**Exercise text:**
▼

Chamseddine: The Myth of “Need-Aware”
The College’s decision to end need-blind admissions for international students is unfortunate. Its misguidedness is only surpassed by the incoherence of the justification that has been presented to the public. Though there has been much discussion of the policy shift in these pages, I wish to add my perspective as an international student and dispel some myths about the issue.
The first myth is that the new policy will stabilize and increase international enrollment at Dartmouth. Paul Sunde, interim dean of admissions and financial aid, wrote in an email to The Dartmouth last week that the change will help the College do a better job of developing a “robust” and “stable” enrolling class. Sunde wrote that the new policy is part of a broader effort to encourage international students to apply to the College and attend upon admission. According to College spokesperson Diana Lawrence, the College hopes not only to “increase and stabilize” the population of international students on campus but also to enroll a class that showcases diversity in a multitude of ways.
Yet, if reverting back to a need-aware policy is so beneficial to the diversity and stability of the incoming international class, I can’t help but wonder why the College doesn’t adopt the same policy for domestic students. Dartmouth often prides itself on the diverse backgrounds, including socioeconomic, represented in its student body. It seems unlikely, however, that the College can have a diverse domestic population and a diverse international population while employing different financial aid policies for each. There is a fundamental inconsistency in claiming that this practice will diversify international enrollment, while maintaining need-blind policies for domestic enrollment.
The second myth is that this decision is justifiable by the fact that all but a few of our peer institutions do not have a need-blind admissions for international students policy, as Lawrence specified in The Dartmouth’s Sept. 18 article. What should not be left unmentioned, however, is that the institutions who do follow a need-blind policy for international students are the Massachusetts Institute of Technology, Amherst College and Harvard, Princeton and Yale Universities — all elite, world-class institutions. Dropping the policy means the College is lowering its ethos. Why does it matter if the new policy resembles that of many other schools, when it is clear that the schools who adopt a need-blind policy are some of the best in the nation?

▲

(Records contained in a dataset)
▼

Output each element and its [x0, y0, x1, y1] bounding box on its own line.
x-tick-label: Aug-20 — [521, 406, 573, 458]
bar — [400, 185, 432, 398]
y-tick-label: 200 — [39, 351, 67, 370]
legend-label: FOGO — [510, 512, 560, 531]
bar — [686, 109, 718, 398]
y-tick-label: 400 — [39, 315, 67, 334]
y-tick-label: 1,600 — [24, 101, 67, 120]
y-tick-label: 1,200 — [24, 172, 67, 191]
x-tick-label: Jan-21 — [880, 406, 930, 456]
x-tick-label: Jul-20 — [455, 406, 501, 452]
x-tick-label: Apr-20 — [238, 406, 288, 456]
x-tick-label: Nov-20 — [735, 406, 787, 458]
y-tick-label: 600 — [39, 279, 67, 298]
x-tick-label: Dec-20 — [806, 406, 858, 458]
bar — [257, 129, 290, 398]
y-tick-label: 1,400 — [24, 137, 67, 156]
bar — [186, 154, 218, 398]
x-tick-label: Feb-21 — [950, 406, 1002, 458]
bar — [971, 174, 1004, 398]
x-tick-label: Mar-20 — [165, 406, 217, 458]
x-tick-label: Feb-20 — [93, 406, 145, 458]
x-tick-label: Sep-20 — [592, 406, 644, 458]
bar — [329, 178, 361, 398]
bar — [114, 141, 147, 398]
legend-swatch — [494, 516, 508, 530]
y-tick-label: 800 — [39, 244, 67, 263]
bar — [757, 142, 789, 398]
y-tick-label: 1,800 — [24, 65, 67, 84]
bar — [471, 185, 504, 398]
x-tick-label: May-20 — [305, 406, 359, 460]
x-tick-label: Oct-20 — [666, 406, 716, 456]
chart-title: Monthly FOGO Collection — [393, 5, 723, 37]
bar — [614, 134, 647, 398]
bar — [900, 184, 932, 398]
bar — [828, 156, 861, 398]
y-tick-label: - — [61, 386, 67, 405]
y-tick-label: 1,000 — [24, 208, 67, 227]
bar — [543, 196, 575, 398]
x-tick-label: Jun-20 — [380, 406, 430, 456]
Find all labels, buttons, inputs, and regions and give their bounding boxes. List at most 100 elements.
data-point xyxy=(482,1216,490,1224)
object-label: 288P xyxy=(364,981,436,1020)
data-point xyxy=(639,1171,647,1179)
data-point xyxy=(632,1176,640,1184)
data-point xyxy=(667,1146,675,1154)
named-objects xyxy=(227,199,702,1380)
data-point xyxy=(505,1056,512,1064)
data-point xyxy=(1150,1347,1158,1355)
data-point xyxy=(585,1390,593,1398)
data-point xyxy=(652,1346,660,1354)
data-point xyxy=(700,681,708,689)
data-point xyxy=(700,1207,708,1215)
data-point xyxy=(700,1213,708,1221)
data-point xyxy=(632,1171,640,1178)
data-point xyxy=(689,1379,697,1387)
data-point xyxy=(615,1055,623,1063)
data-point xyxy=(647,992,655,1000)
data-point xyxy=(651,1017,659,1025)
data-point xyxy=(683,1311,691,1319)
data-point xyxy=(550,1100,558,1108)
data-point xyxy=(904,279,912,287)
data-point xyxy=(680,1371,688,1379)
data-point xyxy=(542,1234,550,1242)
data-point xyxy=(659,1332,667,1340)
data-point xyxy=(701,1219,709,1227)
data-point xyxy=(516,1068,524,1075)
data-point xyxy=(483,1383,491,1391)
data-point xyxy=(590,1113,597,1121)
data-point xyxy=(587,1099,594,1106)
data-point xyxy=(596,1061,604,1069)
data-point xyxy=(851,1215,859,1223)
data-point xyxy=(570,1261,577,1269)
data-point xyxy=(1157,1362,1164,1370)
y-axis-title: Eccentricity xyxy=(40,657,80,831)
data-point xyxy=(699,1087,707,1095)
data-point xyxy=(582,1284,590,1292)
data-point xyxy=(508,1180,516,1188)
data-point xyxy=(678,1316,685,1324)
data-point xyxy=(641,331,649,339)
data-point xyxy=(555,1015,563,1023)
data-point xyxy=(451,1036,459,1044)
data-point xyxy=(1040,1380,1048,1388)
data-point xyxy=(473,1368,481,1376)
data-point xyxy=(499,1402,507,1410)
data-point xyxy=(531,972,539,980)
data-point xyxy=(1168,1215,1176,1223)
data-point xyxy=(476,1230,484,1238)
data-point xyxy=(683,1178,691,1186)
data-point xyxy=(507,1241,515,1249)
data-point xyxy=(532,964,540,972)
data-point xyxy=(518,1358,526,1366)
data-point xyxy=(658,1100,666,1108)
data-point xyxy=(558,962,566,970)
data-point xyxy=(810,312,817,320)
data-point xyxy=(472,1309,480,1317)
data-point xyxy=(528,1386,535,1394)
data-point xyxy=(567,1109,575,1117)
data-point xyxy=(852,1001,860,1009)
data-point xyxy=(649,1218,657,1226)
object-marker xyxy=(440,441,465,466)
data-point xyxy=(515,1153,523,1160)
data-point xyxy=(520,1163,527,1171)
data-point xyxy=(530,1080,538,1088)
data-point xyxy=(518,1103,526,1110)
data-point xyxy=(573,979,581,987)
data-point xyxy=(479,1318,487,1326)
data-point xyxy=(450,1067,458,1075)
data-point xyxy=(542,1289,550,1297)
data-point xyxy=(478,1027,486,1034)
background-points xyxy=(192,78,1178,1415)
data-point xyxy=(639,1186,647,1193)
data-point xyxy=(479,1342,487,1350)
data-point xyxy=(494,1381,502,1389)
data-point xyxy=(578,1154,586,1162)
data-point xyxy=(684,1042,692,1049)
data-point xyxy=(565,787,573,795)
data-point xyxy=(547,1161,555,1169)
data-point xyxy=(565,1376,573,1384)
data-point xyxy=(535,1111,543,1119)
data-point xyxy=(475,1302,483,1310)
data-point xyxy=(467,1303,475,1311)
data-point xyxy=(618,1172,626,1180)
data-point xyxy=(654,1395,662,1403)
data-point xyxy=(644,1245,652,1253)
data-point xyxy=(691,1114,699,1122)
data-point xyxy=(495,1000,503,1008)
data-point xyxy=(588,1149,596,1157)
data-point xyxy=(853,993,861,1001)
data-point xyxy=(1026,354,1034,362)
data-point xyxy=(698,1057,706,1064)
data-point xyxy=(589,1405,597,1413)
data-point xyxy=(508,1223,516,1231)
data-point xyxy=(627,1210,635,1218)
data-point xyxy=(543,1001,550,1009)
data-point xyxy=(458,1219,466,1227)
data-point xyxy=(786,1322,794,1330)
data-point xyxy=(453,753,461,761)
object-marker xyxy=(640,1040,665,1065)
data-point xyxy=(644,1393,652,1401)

▲

**Work instructions:**
(a) In the opinion piece on need-aware admissions, why does the author see a fundamental inconsistency in the College's claim that the new policy will diversify international enrollment?
(b) Change the opinion piece on need-aware admissions between "The second myth" and "in the nation?", inclusive, replacing "ethos" with "standards".
(c) Rewrite the paragraph of the opinion piece on need-aware admissions that begins "The first myth is that the new policy" as a bulleted list, keeping its main facts.

**Solutions per task:**
(a) The College says a need-aware policy will diversify international enrollment while keeping need-blind policies for domestic students. If need-aware admissions truly benefited diversity and stability, the same policy would apply to domestic students. The author also doubts the College can have diverse domestic and international populations while using different financial aid policies for each.

(b)
The second myth is that this decision is justifiable by the fact that all but a few of our peer institutions do not have a need-blind admissions for international students policy, as Lawrence specified in The Dartmouth’s Sept. 18 article. What should not be left unmentioned, however, is that the institutions who do follow a need-blind policy for international students are the Massachusetts Institute of Technology, Amherst College and Harvard, Princeton and Yale Universities — all elite, world-class institutions. Dropping the policy means the College is lowering its standards. Why does it matter if the new policy resembles that of many other schools, when it is clear that the schools who adopt a need-blind policy are some of the best in the nation?

(c)
- First myth: the new policy will stabilize and increase international enrollment at Dartmouth.
- Paul Sunde, interim dean of admissions and financial aid, wrote to The Dartmouth that the change will help the College develop a "robust" and "stable" enrolling class.
- Sunde described the policy as part of a broader effort to encourage international students to apply and to attend once admitted.
- College spokesperson Diana Lawrence said the College hopes to "increase and stabilize" the international student population and to enroll a class that shows diversity in many ways.